[Dataset items]
>>>

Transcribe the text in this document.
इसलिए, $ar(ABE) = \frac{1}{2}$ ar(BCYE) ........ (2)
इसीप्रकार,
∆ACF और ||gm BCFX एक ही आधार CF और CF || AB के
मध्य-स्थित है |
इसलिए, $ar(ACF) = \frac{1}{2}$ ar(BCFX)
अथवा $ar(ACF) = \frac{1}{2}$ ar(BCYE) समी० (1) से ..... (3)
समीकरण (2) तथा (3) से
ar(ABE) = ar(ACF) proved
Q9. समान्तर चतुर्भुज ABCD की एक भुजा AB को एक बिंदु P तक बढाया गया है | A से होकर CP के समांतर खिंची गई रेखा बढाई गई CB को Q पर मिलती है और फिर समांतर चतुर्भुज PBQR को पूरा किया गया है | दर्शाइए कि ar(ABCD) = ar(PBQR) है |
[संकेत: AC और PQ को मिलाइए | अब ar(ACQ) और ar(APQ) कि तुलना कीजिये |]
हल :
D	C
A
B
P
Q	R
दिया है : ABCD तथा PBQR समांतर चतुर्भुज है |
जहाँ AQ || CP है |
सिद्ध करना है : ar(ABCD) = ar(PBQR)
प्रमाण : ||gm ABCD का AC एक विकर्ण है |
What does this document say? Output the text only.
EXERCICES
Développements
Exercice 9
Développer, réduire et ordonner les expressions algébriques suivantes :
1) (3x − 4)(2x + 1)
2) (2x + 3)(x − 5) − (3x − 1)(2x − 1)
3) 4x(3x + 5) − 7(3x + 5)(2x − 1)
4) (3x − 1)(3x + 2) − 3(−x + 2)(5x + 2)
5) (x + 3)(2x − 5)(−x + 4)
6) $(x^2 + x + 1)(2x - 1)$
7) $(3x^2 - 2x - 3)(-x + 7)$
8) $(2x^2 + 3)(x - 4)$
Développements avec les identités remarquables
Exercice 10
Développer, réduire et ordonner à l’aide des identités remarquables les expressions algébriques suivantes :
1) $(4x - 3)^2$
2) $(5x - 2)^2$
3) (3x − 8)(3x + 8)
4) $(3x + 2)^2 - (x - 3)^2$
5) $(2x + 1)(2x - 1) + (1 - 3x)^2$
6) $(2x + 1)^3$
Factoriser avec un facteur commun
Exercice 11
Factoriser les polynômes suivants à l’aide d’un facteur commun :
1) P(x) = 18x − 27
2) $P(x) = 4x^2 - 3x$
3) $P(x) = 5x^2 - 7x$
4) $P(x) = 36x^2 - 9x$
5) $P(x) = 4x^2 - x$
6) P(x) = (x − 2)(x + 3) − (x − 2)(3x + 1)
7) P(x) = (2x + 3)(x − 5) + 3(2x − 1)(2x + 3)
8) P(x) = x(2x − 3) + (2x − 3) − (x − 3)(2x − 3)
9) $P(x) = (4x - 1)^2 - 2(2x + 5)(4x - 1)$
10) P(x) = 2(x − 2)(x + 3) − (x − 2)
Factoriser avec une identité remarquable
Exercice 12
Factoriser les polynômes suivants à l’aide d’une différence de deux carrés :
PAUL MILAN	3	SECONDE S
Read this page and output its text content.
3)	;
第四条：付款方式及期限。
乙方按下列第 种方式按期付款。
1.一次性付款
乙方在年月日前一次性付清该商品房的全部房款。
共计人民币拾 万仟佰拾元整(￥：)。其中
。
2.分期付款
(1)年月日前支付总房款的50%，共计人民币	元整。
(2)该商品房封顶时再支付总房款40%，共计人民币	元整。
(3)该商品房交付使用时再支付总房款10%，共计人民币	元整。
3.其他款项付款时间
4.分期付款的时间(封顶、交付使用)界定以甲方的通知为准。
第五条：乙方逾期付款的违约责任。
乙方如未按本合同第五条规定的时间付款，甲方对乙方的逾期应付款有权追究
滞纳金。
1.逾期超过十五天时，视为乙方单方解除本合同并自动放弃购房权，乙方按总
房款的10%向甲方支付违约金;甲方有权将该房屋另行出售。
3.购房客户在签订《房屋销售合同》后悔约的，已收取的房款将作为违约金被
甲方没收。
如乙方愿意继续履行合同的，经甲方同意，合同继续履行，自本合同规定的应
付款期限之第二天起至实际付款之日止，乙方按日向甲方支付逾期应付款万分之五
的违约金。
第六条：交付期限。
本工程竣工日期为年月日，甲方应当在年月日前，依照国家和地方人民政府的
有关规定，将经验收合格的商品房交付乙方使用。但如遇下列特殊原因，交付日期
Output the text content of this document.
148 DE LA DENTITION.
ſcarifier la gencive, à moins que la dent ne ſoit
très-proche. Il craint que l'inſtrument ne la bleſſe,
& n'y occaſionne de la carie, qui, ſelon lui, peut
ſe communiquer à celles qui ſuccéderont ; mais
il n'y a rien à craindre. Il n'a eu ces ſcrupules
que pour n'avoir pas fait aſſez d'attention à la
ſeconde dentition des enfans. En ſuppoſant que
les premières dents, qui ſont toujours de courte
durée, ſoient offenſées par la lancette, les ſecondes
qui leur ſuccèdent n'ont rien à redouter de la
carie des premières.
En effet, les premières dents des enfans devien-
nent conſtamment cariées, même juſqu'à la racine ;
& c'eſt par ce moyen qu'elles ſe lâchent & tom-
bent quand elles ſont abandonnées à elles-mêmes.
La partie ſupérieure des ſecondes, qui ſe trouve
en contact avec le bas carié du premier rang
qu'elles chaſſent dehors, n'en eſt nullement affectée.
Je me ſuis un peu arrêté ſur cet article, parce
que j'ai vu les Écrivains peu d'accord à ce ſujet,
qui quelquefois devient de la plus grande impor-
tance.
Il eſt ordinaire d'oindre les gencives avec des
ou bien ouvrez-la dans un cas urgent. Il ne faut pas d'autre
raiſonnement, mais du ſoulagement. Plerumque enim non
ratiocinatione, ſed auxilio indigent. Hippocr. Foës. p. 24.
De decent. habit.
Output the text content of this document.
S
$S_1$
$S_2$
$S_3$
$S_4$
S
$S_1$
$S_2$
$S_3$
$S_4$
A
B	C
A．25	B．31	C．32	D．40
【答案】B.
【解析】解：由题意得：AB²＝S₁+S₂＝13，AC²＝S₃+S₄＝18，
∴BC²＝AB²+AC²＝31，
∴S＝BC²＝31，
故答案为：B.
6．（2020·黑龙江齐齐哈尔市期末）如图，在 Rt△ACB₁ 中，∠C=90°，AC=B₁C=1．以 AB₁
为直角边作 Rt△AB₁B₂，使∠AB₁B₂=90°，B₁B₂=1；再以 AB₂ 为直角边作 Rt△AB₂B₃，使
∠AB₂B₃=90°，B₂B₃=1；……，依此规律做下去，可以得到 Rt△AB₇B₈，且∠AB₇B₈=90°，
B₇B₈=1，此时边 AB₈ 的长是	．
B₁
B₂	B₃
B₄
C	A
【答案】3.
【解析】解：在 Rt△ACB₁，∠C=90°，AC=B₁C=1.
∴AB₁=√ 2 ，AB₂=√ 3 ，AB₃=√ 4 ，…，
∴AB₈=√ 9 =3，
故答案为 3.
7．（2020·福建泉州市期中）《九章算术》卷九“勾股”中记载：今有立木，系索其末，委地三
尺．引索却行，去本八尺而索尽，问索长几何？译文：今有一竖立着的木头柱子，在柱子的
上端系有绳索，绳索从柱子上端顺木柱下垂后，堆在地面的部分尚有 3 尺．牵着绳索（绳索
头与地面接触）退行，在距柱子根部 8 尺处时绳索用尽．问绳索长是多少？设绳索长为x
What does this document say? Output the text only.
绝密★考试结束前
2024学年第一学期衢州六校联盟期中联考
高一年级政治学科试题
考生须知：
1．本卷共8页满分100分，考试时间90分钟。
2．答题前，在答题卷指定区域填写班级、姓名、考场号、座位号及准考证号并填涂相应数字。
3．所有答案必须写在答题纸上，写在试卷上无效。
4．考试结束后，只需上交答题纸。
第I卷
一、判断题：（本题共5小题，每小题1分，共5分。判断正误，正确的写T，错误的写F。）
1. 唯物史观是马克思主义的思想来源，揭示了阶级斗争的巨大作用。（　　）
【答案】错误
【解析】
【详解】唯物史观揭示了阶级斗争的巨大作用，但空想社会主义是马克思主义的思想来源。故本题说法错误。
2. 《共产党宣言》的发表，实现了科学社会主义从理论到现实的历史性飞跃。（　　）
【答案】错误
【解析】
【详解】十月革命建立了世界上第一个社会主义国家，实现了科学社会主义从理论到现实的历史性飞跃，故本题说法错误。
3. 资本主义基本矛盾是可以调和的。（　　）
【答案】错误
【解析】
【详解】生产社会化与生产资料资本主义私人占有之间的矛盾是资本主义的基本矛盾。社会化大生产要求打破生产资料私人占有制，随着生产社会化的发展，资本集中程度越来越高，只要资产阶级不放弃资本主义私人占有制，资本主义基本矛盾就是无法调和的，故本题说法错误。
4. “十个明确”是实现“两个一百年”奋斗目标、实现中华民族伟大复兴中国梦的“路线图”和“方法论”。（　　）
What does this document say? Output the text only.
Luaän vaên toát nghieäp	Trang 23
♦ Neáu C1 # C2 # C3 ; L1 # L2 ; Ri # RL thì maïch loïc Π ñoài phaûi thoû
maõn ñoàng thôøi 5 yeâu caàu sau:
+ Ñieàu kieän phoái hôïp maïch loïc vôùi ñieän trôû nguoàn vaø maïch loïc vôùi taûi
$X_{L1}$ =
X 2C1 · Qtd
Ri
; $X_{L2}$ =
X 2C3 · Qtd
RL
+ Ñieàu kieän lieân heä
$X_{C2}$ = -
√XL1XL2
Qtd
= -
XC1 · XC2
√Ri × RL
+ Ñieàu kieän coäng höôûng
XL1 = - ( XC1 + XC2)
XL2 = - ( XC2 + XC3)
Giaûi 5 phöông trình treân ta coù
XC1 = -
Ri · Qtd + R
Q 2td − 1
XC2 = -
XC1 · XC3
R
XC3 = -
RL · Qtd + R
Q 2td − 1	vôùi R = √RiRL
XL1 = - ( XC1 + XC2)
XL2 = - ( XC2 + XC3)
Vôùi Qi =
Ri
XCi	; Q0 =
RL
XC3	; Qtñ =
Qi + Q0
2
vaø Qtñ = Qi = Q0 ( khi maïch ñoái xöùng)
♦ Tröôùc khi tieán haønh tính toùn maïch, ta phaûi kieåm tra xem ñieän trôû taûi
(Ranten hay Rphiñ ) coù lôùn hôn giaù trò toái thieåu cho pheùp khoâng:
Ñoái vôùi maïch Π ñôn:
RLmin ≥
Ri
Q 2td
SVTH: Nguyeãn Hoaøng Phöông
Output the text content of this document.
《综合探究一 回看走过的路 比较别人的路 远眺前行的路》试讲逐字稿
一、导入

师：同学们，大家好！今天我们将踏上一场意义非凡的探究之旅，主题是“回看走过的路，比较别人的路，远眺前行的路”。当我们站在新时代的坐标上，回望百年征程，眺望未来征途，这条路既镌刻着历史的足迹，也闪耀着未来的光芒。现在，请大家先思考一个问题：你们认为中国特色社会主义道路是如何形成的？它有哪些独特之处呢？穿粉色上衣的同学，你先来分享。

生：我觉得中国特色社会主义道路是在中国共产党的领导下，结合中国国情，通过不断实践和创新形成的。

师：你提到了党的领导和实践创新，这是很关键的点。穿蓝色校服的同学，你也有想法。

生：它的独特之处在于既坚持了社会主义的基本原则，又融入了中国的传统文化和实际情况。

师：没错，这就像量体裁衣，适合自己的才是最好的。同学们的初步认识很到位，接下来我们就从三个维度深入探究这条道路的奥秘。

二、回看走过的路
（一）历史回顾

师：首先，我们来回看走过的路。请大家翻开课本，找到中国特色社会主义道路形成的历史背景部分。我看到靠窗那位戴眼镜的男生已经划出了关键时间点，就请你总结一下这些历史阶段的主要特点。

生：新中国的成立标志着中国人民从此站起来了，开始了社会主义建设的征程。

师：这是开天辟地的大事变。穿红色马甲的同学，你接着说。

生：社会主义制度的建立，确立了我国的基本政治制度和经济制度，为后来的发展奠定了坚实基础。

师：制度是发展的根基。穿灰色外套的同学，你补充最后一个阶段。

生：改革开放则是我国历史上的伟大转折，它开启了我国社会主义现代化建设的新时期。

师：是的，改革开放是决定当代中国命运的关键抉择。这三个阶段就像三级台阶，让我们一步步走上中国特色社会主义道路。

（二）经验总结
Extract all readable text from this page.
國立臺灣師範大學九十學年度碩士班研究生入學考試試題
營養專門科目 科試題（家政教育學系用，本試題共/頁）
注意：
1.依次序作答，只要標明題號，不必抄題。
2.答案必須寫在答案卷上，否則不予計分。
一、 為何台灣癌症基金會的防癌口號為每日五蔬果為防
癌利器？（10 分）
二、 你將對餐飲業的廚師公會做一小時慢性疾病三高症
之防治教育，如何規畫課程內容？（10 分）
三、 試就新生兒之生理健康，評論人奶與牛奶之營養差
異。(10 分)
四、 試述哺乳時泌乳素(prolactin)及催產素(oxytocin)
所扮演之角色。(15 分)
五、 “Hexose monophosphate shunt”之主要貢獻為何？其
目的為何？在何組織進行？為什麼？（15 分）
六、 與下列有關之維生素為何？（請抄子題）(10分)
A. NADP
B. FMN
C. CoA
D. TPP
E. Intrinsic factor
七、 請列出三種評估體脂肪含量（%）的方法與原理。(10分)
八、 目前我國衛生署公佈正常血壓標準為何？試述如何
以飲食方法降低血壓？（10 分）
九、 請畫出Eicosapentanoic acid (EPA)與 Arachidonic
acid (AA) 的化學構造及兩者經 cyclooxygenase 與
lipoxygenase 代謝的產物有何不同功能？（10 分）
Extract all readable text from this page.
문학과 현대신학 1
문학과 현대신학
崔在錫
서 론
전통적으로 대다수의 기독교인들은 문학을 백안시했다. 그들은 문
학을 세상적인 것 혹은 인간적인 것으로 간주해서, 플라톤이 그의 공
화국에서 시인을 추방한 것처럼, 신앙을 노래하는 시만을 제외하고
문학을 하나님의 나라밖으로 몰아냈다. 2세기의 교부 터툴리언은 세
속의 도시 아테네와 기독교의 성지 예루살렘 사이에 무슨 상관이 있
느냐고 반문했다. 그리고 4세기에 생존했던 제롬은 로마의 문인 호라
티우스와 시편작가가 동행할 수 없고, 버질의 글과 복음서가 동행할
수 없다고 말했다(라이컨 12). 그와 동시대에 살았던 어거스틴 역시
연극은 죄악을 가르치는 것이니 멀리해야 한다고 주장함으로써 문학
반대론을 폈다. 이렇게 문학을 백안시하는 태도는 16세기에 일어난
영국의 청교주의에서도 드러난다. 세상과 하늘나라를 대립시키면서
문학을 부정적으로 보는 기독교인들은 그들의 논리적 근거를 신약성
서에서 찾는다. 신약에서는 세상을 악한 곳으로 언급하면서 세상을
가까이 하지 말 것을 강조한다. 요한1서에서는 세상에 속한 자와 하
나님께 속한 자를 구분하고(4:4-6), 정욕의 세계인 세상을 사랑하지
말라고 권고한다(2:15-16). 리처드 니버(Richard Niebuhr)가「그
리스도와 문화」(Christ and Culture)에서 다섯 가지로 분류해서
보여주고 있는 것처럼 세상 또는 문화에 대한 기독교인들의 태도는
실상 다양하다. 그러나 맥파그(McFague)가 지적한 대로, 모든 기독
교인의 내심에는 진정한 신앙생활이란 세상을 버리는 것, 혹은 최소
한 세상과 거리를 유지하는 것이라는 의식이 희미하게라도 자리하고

<<<

• [Work required] List every line from the entries above in which "suivants" appears.

• [Exercise answer]
Factoriser les polynômes suivants à l’aide d’un facteur commun :
Factoriser les polynômes suivants à l’aide d’une différence de deux carrés :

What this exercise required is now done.